(Dataset records)

###

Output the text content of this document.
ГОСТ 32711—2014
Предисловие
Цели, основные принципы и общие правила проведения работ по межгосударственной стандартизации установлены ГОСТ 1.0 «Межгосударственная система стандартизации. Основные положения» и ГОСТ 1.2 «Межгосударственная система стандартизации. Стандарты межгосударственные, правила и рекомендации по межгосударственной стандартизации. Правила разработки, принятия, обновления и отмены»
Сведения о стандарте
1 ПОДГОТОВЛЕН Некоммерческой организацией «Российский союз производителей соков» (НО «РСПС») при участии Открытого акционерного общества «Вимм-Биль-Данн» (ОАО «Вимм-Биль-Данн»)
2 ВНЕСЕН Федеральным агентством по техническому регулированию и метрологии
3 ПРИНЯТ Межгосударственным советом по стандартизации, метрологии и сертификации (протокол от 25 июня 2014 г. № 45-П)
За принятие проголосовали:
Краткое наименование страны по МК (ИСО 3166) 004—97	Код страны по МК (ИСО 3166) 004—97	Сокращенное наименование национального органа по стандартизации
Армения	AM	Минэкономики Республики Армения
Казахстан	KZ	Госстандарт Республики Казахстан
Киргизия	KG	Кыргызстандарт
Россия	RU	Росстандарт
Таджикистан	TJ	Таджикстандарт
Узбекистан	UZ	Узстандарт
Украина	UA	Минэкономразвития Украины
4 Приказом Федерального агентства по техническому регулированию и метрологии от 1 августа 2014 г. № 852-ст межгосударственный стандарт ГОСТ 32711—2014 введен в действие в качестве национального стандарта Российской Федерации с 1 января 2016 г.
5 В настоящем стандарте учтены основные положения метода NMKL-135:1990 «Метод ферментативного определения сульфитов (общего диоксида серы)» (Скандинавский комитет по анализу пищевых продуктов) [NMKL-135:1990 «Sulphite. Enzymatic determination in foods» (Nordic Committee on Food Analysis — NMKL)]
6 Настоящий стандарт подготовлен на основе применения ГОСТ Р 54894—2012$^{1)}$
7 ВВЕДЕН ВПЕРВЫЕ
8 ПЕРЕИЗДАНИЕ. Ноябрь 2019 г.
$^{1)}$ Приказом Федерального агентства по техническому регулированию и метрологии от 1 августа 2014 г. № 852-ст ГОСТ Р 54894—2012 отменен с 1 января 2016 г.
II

###

> YOUR OBJECTIVE: Exactly as written, please output every entry.

> WRITTEN SOLUTION:
Output the text content of this document.
ГОСТ 32711—2014
Предисловие
Цели, основные принципы и общие правила проведения работ по межгосударственной стандартизации установлены ГОСТ 1.0 «Межгосударственная система стандартизации. Основные положения» и ГОСТ 1.2 «Межгосударственная система стандартизации. Стандарты межгосударственные, правила и рекомендации по межгосударственной стандартизации. Правила разработки, принятия, обновления и отмены»
Сведения о стандарте
1 ПОДГОТОВЛЕН Некоммерческой организацией «Российский союз производителей соков» (НО «РСПС») при участии Открытого акционерного общества «Вимм-Биль-Данн» (ОАО «Вимм-Биль-Данн»)
2 ВНЕСЕН Федеральным агентством по техническому регулированию и метрологии
3 ПРИНЯТ Межгосударственным советом по стандартизации, метрологии и сертификации (протокол от 25 июня 2014 г. № 45-П)
За принятие проголосовали:
Краткое наименование страны по МК (ИСО 3166) 004—97	Код страны по МК (ИСО 3166) 004—97	Сокращенное наименование национального органа по стандартизации
Армения	AM	Минэкономики Республики Армения
Казахстан	KZ	Госстандарт Республики Казахстан
Киргизия	KG	Кыргызстандарт
Россия	RU	Росстандарт
Таджикистан	TJ	Таджикстандарт
Узбекистан	UZ	Узстандарт
Украина	UA	Минэкономразвития Украины
4 Приказом Федерального агентства по техническому регулированию и метрологии от 1 августа 2014 г. № 852-ст межгосударственный стандарт ГОСТ 32711—2014 введен в действие в качестве национального стандарта Российской Федерации с 1 января 2016 г.
5 В настоящем стандарте учтены основные положения метода NMKL-135:1990 «Метод ферментативного определения сульфитов (общего диоксида серы)» (Скандинавский комитет по анализу пищевых продуктов) [NMKL-135:1990 «Sulphite. Enzymatic determination in foods» (Nordic Committee on Food Analysis — NMKL)]
6 Настоящий стандарт подготовлен на основе применения ГОСТ Р 54894—2012$^{1)}$
7 ВВЕДЕН ВПЕРВЫЕ
8 ПЕРЕИЗДАНИЕ. Ноябрь 2019 г.
$^{1)}$ Приказом Федерального агентства по техническому регулированию и метрологии от 1 августа 2014 г. № 852-ст ГОСТ Р 54894—2012 отменен с 1 января 2016 г.
II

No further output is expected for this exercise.